Entries with figure data
--------------------------------------------------

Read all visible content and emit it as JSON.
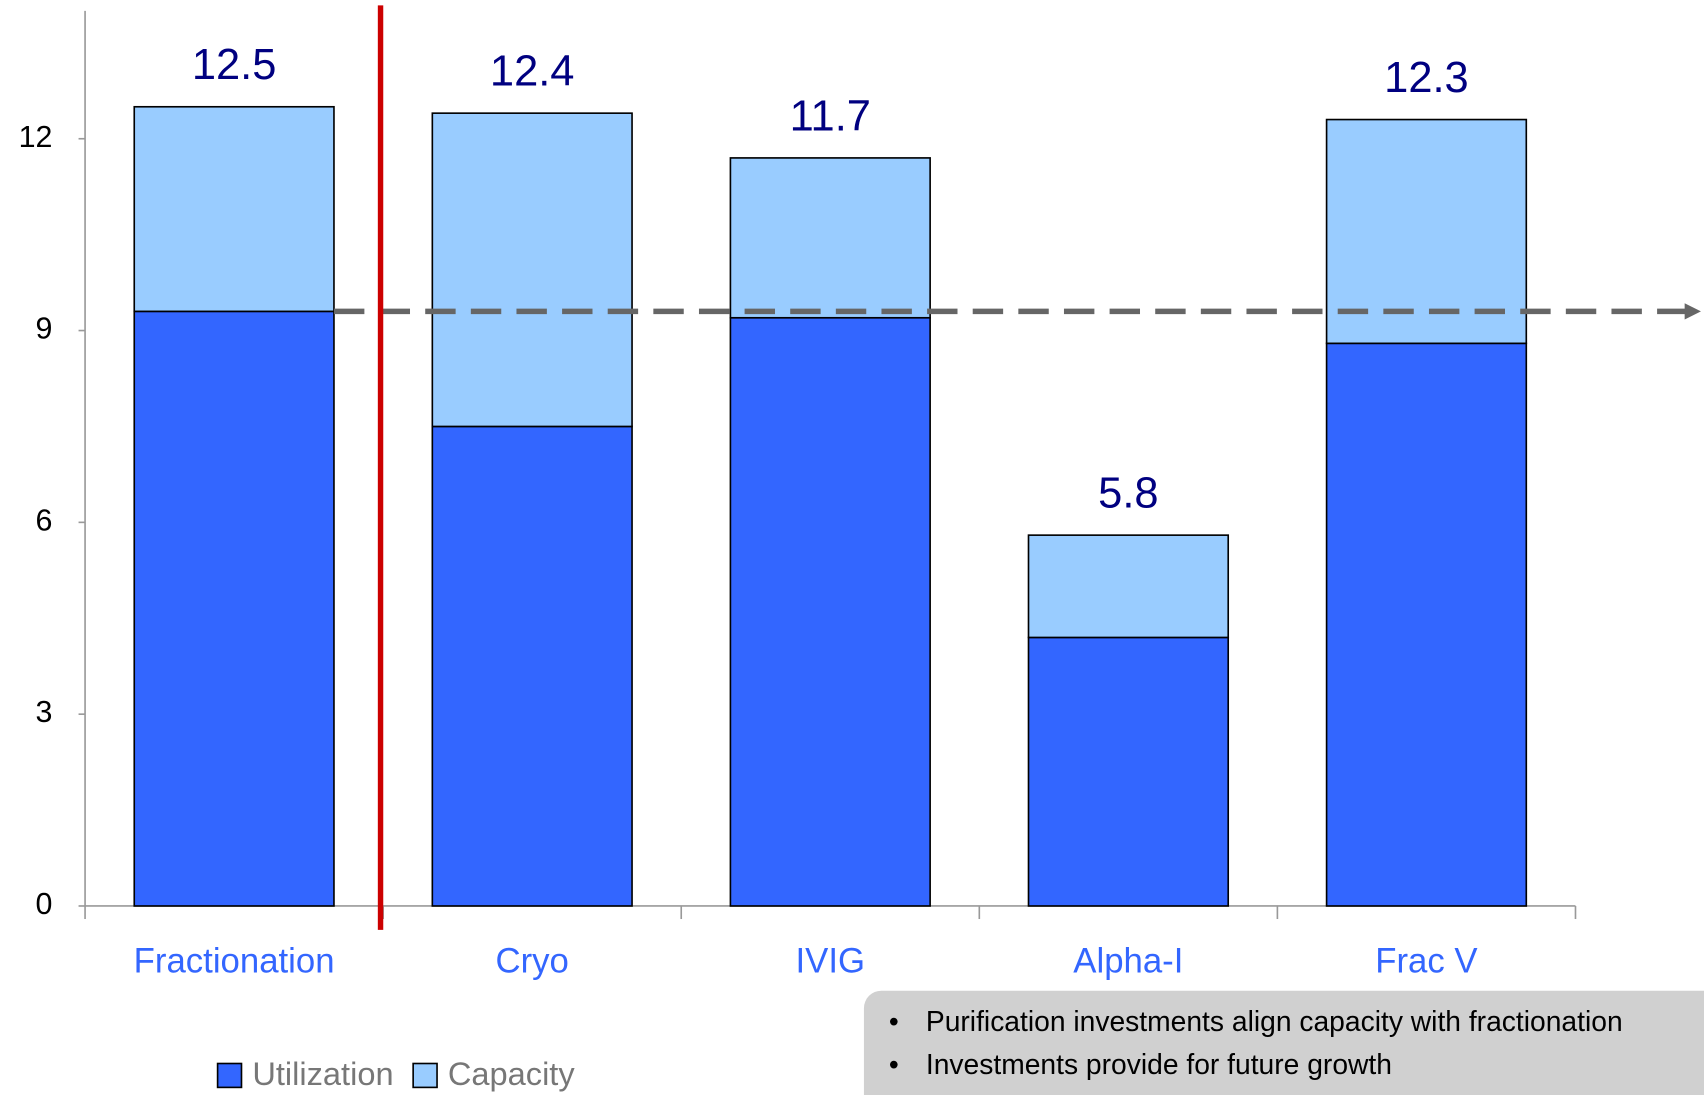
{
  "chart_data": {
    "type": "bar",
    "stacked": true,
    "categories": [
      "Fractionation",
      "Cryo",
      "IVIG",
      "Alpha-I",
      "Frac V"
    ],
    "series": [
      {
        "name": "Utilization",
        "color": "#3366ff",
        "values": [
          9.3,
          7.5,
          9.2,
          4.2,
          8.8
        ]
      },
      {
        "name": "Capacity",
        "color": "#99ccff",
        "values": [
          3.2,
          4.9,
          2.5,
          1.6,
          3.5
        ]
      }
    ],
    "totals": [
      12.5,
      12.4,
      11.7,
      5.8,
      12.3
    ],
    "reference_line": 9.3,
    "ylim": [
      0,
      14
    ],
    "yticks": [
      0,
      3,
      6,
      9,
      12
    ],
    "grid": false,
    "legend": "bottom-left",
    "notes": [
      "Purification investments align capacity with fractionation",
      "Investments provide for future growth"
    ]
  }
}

--------------------------------------------------

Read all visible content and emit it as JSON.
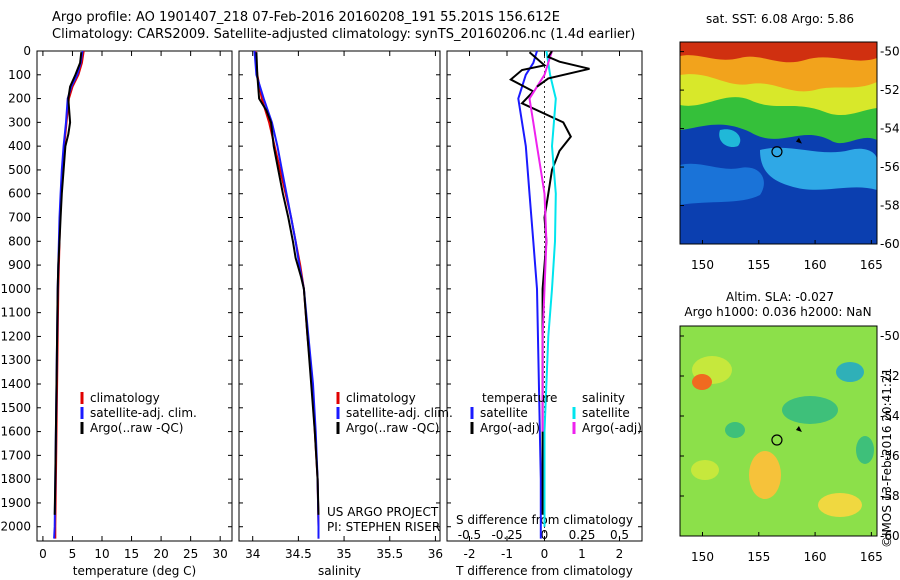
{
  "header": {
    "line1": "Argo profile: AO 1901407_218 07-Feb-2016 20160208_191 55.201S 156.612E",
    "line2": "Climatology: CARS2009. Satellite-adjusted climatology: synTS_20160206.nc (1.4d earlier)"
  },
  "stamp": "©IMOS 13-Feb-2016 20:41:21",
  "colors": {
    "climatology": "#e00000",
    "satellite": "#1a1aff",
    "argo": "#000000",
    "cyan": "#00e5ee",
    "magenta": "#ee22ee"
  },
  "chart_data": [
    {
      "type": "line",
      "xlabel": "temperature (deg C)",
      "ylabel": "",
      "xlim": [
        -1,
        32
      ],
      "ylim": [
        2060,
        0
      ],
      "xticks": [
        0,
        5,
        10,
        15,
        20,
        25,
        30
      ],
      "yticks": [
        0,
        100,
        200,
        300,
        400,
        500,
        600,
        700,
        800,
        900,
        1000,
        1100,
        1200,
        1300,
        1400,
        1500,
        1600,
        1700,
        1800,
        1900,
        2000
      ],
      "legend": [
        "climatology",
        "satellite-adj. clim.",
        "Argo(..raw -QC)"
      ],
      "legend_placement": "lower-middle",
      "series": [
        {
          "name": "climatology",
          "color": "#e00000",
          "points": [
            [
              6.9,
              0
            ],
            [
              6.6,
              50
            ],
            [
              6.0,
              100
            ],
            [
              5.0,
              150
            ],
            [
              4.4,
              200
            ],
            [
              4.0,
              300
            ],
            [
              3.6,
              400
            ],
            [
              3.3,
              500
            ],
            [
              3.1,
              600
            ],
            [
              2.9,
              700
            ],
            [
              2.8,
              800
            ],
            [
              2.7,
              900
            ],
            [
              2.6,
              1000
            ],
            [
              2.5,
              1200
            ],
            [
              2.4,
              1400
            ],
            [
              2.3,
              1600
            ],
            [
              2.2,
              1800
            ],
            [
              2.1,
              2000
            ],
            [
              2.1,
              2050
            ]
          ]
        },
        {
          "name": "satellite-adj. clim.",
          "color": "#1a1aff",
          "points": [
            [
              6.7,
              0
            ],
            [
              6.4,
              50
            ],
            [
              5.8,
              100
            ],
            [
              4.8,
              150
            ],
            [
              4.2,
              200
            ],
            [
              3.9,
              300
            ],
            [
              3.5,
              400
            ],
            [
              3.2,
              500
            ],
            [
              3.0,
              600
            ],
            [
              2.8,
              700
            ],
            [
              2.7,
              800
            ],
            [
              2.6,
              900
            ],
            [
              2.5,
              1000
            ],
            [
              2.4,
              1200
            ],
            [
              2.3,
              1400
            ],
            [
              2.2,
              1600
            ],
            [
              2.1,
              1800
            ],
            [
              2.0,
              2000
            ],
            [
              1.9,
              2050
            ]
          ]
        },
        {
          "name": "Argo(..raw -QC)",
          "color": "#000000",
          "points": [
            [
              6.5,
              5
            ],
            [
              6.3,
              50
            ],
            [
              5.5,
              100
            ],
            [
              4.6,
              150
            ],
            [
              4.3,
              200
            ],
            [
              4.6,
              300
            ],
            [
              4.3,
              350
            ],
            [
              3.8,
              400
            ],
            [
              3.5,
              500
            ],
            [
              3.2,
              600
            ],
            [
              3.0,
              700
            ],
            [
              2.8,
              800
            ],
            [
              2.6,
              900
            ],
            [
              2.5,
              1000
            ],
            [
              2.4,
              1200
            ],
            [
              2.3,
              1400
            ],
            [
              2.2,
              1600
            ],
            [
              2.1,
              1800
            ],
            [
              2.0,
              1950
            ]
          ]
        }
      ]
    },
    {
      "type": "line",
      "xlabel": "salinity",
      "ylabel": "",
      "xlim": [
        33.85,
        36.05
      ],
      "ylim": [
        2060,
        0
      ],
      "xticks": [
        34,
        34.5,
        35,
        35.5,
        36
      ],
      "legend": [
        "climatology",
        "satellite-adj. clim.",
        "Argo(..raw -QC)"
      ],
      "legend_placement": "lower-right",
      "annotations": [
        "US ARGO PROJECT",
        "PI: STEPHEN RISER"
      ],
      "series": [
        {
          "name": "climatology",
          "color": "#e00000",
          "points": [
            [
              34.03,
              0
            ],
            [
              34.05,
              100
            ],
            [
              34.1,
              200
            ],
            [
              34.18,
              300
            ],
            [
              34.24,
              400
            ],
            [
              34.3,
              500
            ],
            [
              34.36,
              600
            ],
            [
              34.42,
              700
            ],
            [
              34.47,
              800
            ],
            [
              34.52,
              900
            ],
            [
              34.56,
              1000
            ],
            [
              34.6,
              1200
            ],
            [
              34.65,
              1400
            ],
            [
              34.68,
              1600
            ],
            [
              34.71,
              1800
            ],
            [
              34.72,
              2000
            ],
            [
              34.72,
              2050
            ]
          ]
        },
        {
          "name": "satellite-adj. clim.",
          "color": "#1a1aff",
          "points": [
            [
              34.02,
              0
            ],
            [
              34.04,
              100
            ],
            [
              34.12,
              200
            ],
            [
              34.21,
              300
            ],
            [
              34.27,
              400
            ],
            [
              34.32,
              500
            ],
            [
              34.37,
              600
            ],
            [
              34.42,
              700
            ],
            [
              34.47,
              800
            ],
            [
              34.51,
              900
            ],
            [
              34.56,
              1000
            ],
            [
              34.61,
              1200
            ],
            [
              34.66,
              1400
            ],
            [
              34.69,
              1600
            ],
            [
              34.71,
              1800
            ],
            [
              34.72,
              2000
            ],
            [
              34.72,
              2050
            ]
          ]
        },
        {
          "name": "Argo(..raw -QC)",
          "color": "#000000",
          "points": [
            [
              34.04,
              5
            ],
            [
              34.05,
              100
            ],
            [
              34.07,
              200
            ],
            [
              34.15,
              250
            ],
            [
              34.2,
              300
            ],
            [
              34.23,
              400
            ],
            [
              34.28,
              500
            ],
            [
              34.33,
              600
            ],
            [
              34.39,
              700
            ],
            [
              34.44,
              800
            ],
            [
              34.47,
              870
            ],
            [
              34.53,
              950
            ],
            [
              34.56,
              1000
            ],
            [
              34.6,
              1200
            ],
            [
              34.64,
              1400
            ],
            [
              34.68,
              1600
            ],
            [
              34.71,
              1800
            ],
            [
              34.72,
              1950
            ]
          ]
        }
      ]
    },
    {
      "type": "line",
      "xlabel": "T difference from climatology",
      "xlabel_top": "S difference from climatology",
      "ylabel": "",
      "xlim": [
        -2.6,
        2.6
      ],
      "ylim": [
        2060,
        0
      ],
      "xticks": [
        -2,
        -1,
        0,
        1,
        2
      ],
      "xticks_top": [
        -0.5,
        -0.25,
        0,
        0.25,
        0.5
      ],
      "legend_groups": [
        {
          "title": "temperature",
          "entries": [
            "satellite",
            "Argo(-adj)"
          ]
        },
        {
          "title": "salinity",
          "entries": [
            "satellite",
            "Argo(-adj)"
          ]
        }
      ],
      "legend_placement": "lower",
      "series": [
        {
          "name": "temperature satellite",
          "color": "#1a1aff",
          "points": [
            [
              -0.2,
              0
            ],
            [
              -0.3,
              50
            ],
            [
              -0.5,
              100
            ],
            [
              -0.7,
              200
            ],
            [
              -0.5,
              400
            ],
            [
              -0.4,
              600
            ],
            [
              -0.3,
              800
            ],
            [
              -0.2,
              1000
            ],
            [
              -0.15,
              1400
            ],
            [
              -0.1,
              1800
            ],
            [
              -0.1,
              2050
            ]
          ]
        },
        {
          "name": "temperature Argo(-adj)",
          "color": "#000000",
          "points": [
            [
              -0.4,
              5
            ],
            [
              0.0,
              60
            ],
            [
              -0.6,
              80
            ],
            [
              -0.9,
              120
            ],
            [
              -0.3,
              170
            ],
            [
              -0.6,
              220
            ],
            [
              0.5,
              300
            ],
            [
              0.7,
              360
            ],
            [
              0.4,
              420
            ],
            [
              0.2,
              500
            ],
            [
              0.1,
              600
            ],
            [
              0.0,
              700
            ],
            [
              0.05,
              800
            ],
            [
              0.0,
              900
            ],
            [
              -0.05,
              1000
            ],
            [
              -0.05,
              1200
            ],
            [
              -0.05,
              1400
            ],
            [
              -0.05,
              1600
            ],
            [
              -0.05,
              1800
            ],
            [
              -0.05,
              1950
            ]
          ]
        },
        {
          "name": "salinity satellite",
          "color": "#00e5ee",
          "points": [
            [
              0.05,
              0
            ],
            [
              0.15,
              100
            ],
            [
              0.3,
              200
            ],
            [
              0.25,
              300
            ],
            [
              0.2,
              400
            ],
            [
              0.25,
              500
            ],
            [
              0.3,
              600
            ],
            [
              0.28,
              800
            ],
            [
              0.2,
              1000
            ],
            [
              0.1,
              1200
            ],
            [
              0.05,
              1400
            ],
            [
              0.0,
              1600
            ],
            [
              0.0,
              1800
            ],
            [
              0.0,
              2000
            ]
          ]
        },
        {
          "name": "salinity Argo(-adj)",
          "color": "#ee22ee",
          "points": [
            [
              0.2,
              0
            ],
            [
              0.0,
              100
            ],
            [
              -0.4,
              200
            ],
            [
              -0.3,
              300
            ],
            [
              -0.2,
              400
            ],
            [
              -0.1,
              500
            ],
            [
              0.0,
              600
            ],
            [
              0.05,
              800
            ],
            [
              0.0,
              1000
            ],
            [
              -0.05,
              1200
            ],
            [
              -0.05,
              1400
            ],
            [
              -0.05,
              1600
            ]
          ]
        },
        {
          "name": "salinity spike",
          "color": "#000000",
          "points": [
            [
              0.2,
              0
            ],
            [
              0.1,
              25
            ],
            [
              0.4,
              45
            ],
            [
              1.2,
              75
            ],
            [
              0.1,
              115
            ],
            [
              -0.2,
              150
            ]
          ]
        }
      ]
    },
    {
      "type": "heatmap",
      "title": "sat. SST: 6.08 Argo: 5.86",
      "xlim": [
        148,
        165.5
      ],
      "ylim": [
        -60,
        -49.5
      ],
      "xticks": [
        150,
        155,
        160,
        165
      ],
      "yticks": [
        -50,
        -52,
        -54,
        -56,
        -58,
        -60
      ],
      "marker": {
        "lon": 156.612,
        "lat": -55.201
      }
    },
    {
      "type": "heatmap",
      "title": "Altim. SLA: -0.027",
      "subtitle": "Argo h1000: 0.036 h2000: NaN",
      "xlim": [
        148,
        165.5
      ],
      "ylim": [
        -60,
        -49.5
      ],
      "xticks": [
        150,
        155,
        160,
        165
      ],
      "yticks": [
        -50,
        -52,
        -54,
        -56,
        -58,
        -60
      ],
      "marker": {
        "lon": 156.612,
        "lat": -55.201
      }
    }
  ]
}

--------------------------------------------------

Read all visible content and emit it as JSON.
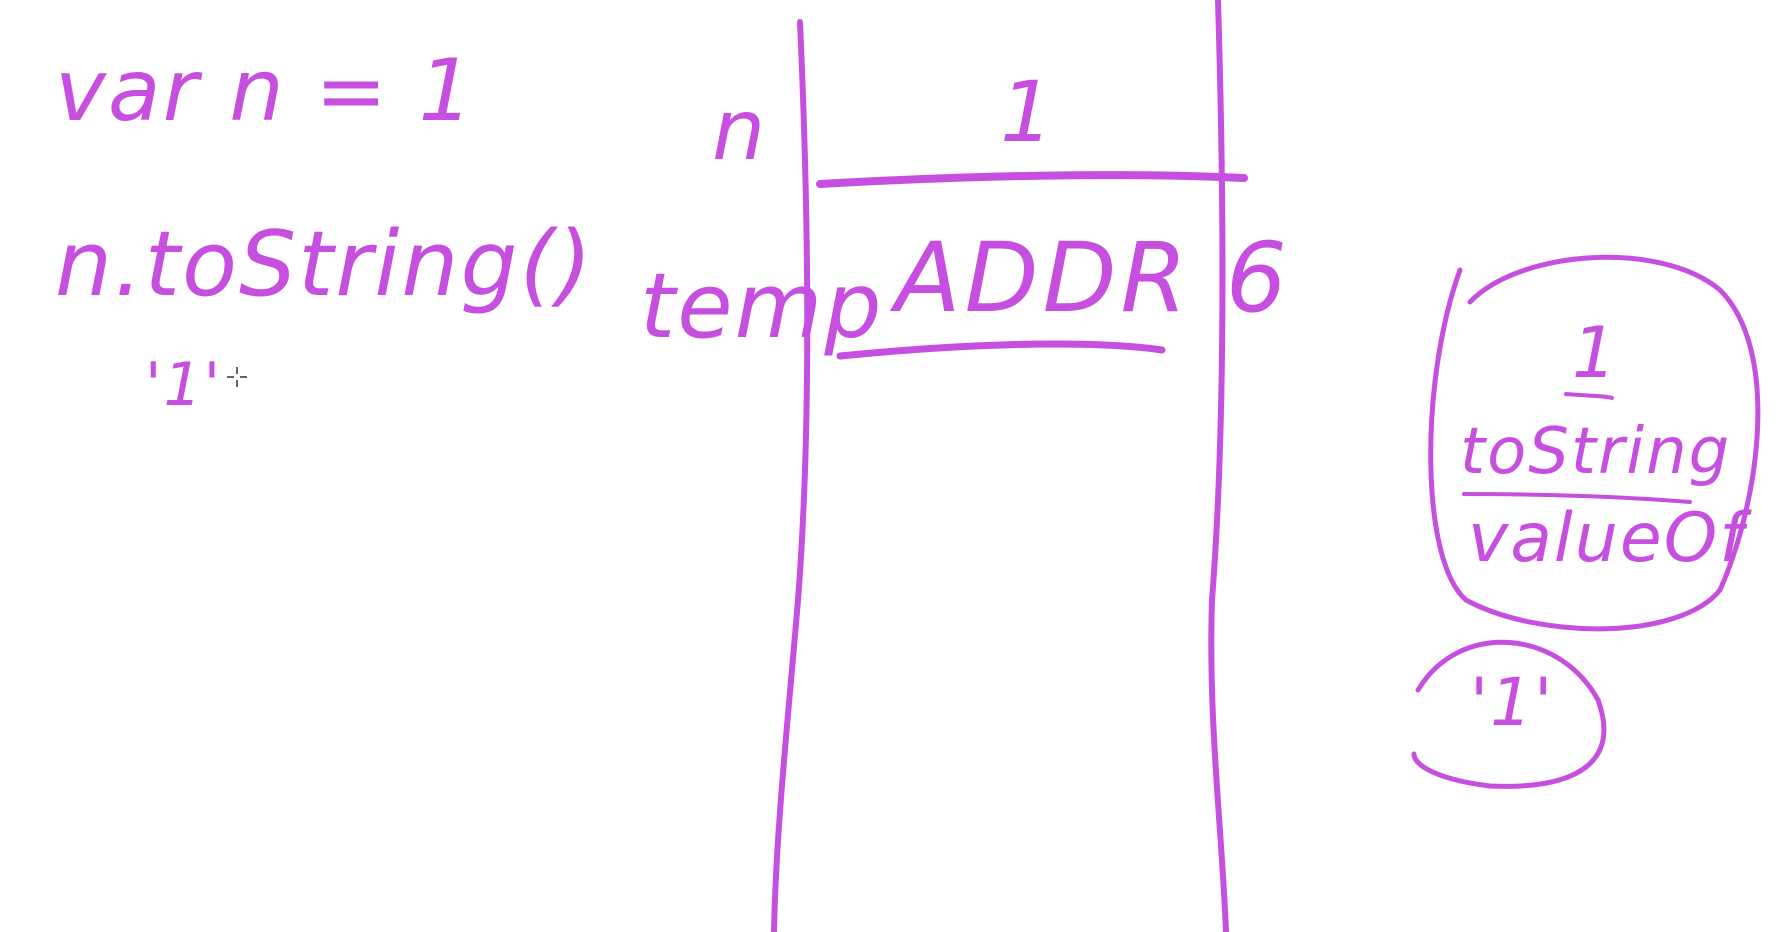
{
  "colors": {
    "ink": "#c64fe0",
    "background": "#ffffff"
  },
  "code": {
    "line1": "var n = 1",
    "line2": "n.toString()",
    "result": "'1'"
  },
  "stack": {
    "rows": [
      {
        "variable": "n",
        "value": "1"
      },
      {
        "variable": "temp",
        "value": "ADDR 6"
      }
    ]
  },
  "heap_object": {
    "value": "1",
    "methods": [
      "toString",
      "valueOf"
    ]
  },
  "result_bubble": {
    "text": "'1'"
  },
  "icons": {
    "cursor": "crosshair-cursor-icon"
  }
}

--------------------------------------------------

• Aim of the exercise
Return, from the data, each line that has the word "salinity" in it.

• Written response
      "xlabel": "salinity",
          "title": "salinity",
          "name": "salinity satellite",
          "name": "salinity Argo(-adj)",
          "name": "salinity spike",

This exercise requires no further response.